◆ TASK DETAILS ◆
Would you transcribe the whole listing exactly, minus its pictures?

# # # # # # #

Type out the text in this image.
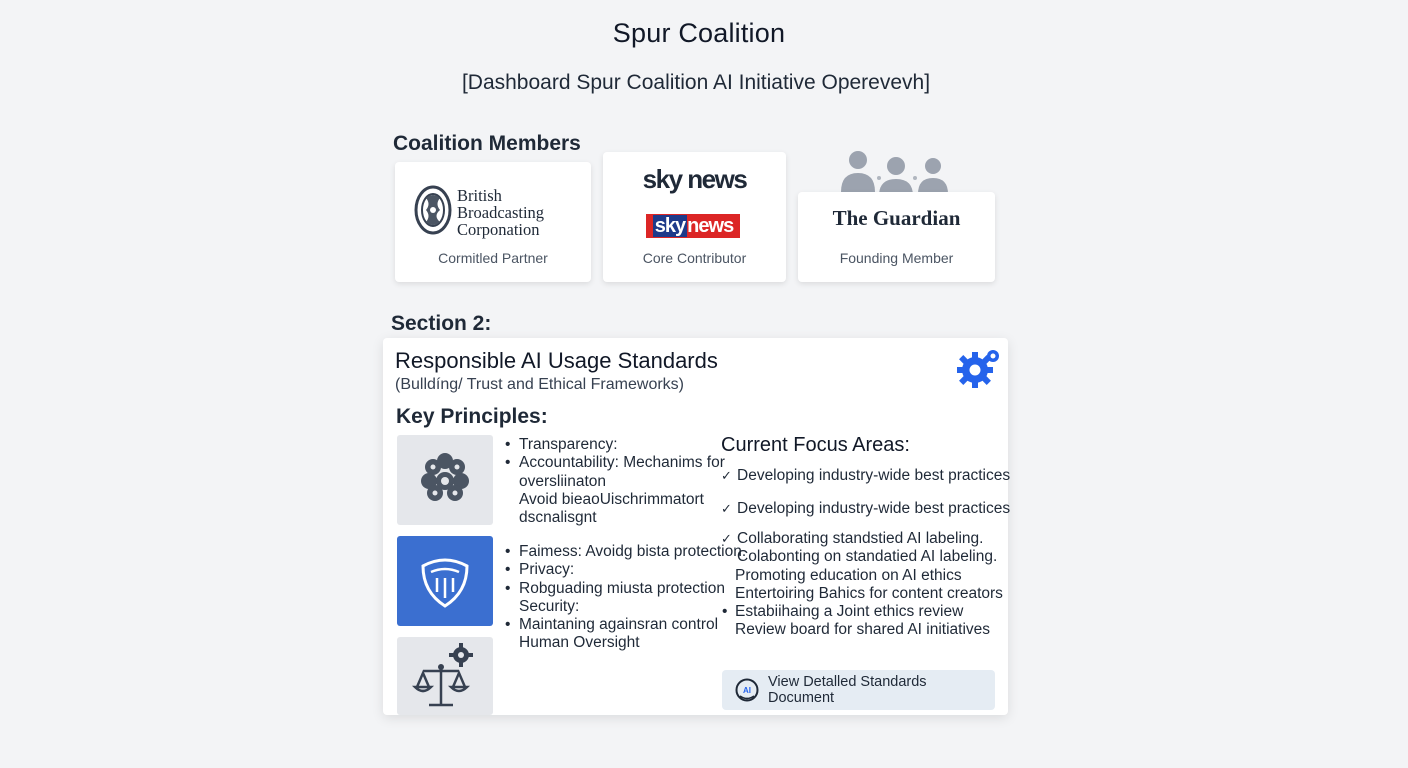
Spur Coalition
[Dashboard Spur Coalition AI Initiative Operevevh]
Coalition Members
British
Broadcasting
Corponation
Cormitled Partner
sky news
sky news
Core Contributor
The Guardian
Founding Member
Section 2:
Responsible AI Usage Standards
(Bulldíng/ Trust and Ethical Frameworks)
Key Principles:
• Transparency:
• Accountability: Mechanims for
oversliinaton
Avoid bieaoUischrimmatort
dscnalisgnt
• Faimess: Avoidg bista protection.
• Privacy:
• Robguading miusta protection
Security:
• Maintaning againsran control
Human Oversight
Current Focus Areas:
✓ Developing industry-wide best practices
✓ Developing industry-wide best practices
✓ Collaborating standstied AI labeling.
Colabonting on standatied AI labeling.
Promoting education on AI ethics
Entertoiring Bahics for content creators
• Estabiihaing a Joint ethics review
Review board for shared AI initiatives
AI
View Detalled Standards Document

# # # # # # #

◆ TASK RESULT ◆
Type out the text in this image.
Spur Coalition
[Dashboard Spur Coalition AI Initiative Operevevh]
Coalition Members
British
Broadcasting
Corponation
Cormitled Partner
sky news
sky news
Core Contributor
The Guardian
Founding Member
Section 2:
Responsible AI Usage Standards
(Bulldíng/ Trust and Ethical Frameworks)
Key Principles:
• Transparency:
• Accountability: Mechanims for
oversliinaton
Avoid bieaoUischrimmatort
dscnalisgnt
• Faimess: Avoidg bista protection.
• Privacy:
• Robguading miusta protection
Security:
• Maintaning againsran control
Human Oversight
Current Focus Areas:
✓ Developing industry-wide best practices
✓ Developing industry-wide best practices
✓ Collaborating standstied AI labeling.
Colabonting on standatied AI labeling.
Promoting education on AI ethics
Entertoiring Bahics for content creators
• Estabiihaing a Joint ethics review
Review board for shared AI initiatives
AI
View Detalled Standards Document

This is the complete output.